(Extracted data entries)
::::
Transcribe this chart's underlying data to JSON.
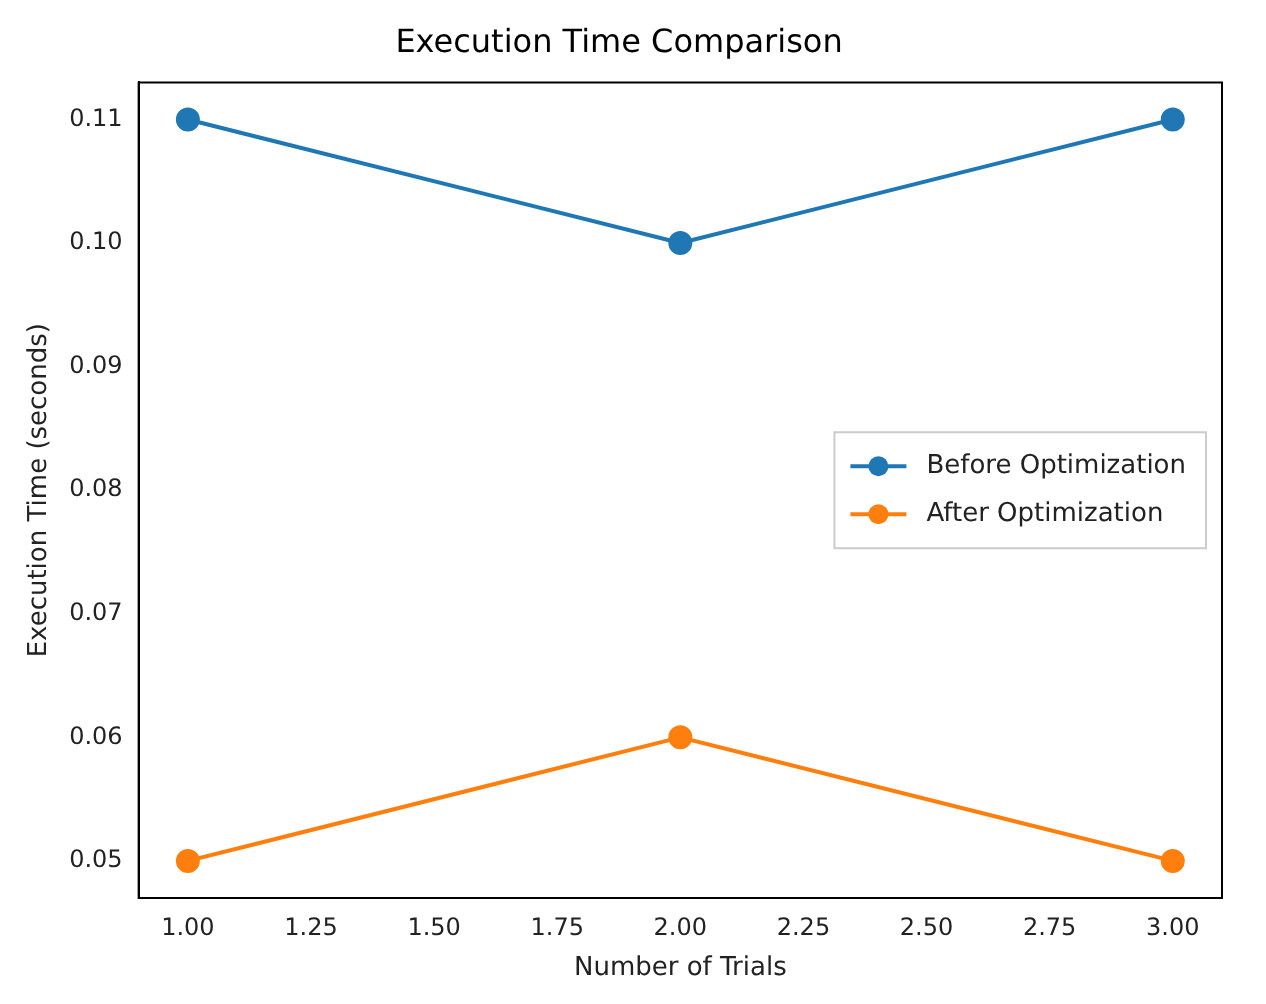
{
  "chart_data": {
    "type": "line",
    "title": "Execution Time Comparison",
    "xlabel": "Number of Trials",
    "ylabel": "Execution Time (seconds)",
    "x": [
      1,
      2,
      3
    ],
    "series": [
      {
        "name": "Before Optimization",
        "color": "#1f77b4",
        "values": [
          0.11,
          0.1,
          0.11
        ]
      },
      {
        "name": "After Optimization",
        "color": "#ff7f0e",
        "values": [
          0.05,
          0.06,
          0.05
        ]
      }
    ],
    "xlim": [
      0.9,
      3.1
    ],
    "xticks": [
      {
        "value": 1,
        "label": "1.00"
      },
      {
        "value": 1.25,
        "label": "1.25"
      },
      {
        "value": 1.5,
        "label": "1.50"
      },
      {
        "value": 1.75,
        "label": "1.75"
      },
      {
        "value": 2,
        "label": "2.00"
      },
      {
        "value": 2.25,
        "label": "2.25"
      },
      {
        "value": 2.5,
        "label": "2.50"
      },
      {
        "value": 2.75,
        "label": "2.75"
      },
      {
        "value": 3,
        "label": "3.00"
      }
    ],
    "ylim": [
      0.047,
      0.113
    ],
    "yticks": [
      0.05,
      0.06,
      0.07,
      0.08,
      0.09,
      {
        "value": 0.1,
        "label": "0.10"
      },
      0.11
    ],
    "grid": false,
    "legend": "right",
    "marker": "circle",
    "line_style": "solid"
  }
}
::::
EXERCISE DETAILS:
Repeat the material above word for word and skip every image in it.

RESULT OF THE EXERCISE:
Transcribe this chart's underlying data to JSON.
{
  "chart_data": {
    "type": "line",
    "title": "Execution Time Comparison",
    "xlabel": "Number of Trials",
    "ylabel": "Execution Time (seconds)",
    "x": [
      1,
      2,
      3
    ],
    "series": [
      {
        "name": "Before Optimization",
        "color": "#1f77b4",
        "values": [
          0.11,
          0.1,
          0.11
        ]
      },
      {
        "name": "After Optimization",
        "color": "#ff7f0e",
        "values": [
          0.05,
          0.06,
          0.05
        ]
      }
    ],
    "xlim": [
      0.9,
      3.1
    ],
    "xticks": [
      {
        "value": 1,
        "label": "1.00"
      },
      {
        "value": 1.25,
        "label": "1.25"
      },
      {
        "value": 1.5,
        "label": "1.50"
      },
      {
        "value": 1.75,
        "label": "1.75"
      },
      {
        "value": 2,
        "label": "2.00"
      },
      {
        "value": 2.25,
        "label": "2.25"
      },
      {
        "value": 2.5,
        "label": "2.50"
      },
      {
        "value": 2.75,
        "label": "2.75"
      },
      {
        "value": 3,
        "label": "3.00"
      }
    ],
    "ylim": [
      0.047,
      0.113
    ],
    "yticks": [
      0.05,
      0.06,
      0.07,
      0.08,
      0.09,
      {
        "value": 0.1,
        "label": "0.10"
      },
      0.11
    ],
    "grid": false,
    "legend": "right",
    "marker": "circle",
    "line_style": "solid"
  }
}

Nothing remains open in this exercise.